Figure collection entries
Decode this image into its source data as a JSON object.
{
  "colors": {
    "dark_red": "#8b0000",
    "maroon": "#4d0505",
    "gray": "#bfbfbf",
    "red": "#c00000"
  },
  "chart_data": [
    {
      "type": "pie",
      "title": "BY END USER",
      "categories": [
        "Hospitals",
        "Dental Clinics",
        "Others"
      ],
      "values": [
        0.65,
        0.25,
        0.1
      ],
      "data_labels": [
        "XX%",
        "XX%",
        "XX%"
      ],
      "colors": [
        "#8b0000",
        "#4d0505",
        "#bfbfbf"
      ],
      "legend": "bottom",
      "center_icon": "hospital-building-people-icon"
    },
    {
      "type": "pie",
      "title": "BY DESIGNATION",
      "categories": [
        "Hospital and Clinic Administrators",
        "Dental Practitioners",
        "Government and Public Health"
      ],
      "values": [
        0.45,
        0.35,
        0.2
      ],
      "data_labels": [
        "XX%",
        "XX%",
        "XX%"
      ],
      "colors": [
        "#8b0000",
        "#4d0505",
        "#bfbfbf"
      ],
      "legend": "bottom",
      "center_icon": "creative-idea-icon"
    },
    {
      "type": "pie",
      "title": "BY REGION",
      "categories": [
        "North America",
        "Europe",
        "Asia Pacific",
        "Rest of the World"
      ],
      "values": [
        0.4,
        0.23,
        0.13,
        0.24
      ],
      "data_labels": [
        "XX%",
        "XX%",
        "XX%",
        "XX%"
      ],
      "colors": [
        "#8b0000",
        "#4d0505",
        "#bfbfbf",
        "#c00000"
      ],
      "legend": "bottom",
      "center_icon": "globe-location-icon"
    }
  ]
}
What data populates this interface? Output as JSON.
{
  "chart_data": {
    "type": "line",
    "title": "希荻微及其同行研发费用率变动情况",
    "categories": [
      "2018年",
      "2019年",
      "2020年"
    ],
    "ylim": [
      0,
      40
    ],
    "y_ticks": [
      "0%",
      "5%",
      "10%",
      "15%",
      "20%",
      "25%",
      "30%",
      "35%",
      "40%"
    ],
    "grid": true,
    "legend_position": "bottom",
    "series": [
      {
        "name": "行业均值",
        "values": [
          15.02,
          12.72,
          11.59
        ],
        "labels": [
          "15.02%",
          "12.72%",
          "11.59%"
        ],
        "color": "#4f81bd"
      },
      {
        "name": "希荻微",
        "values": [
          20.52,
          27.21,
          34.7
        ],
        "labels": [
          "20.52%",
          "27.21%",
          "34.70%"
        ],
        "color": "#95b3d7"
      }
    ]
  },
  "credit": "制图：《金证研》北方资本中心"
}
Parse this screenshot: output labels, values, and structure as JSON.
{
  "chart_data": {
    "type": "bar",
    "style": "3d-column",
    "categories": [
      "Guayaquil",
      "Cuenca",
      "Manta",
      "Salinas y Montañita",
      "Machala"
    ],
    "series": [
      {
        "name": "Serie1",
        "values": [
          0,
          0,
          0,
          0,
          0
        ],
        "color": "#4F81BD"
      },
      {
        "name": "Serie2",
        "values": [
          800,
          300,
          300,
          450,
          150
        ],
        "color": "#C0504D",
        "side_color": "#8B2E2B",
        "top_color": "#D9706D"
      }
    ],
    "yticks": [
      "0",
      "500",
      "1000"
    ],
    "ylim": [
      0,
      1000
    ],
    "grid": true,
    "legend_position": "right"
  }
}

**WHAT YOU HAVE TO DO:** Print out every entry, keeping each one exact.

**THE RESPONSE:**
Decode this image into its source data as a JSON object.
{
  "colors": {
    "dark_red": "#8b0000",
    "maroon": "#4d0505",
    "gray": "#bfbfbf",
    "red": "#c00000"
  },
  "chart_data": [
    {
      "type": "pie",
      "title": "BY END USER",
      "categories": [
        "Hospitals",
        "Dental Clinics",
        "Others"
      ],
      "values": [
        0.65,
        0.25,
        0.1
      ],
      "data_labels": [
        "XX%",
        "XX%",
        "XX%"
      ],
      "colors": [
        "#8b0000",
        "#4d0505",
        "#bfbfbf"
      ],
      "legend": "bottom",
      "center_icon": "hospital-building-people-icon"
    },
    {
      "type": "pie",
      "title": "BY DESIGNATION",
      "categories": [
        "Hospital and Clinic Administrators",
        "Dental Practitioners",
        "Government and Public Health"
      ],
      "values": [
        0.45,
        0.35,
        0.2
      ],
      "data_labels": [
        "XX%",
        "XX%",
        "XX%"
      ],
      "colors": [
        "#8b0000",
        "#4d0505",
        "#bfbfbf"
      ],
      "legend": "bottom",
      "center_icon": "creative-idea-icon"
    },
    {
      "type": "pie",
      "title": "BY REGION",
      "categories": [
        "North America",
        "Europe",
        "Asia Pacific",
        "Rest of the World"
      ],
      "values": [
        0.4,
        0.23,
        0.13,
        0.24
      ],
      "data_labels": [
        "XX%",
        "XX%",
        "XX%",
        "XX%"
      ],
      "colors": [
        "#8b0000",
        "#4d0505",
        "#bfbfbf",
        "#c00000"
      ],
      "legend": "bottom",
      "center_icon": "globe-location-icon"
    }
  ]
}
What data populates this interface? Output as JSON.
{
  "chart_data": {
    "type": "line",
    "title": "希荻微及其同行研发费用率变动情况",
    "categories": [
      "2018年",
      "2019年",
      "2020年"
    ],
    "ylim": [
      0,
      40
    ],
    "y_ticks": [
      "0%",
      "5%",
      "10%",
      "15%",
      "20%",
      "25%",
      "30%",
      "35%",
      "40%"
    ],
    "grid": true,
    "legend_position": "bottom",
    "series": [
      {
        "name": "行业均值",
        "values": [
          15.02,
          12.72,
          11.59
        ],
        "labels": [
          "15.02%",
          "12.72%",
          "11.59%"
        ],
        "color": "#4f81bd"
      },
      {
        "name": "希荻微",
        "values": [
          20.52,
          27.21,
          34.7
        ],
        "labels": [
          "20.52%",
          "27.21%",
          "34.70%"
        ],
        "color": "#95b3d7"
      }
    ]
  },
  "credit": "制图：《金证研》北方资本中心"
}
Parse this screenshot: output labels, values, and structure as JSON.
{
  "chart_data": {
    "type": "bar",
    "style": "3d-column",
    "categories": [
      "Guayaquil",
      "Cuenca",
      "Manta",
      "Salinas y Montañita",
      "Machala"
    ],
    "series": [
      {
        "name": "Serie1",
        "values": [
          0,
          0,
          0,
          0,
          0
        ],
        "color": "#4F81BD"
      },
      {
        "name": "Serie2",
        "values": [
          800,
          300,
          300,
          450,
          150
        ],
        "color": "#C0504D",
        "side_color": "#8B2E2B",
        "top_color": "#D9706D"
      }
    ],
    "yticks": [
      "0",
      "500",
      "1000"
    ],
    "ylim": [
      0,
      1000
    ],
    "grid": true,
    "legend_position": "right"
  }
}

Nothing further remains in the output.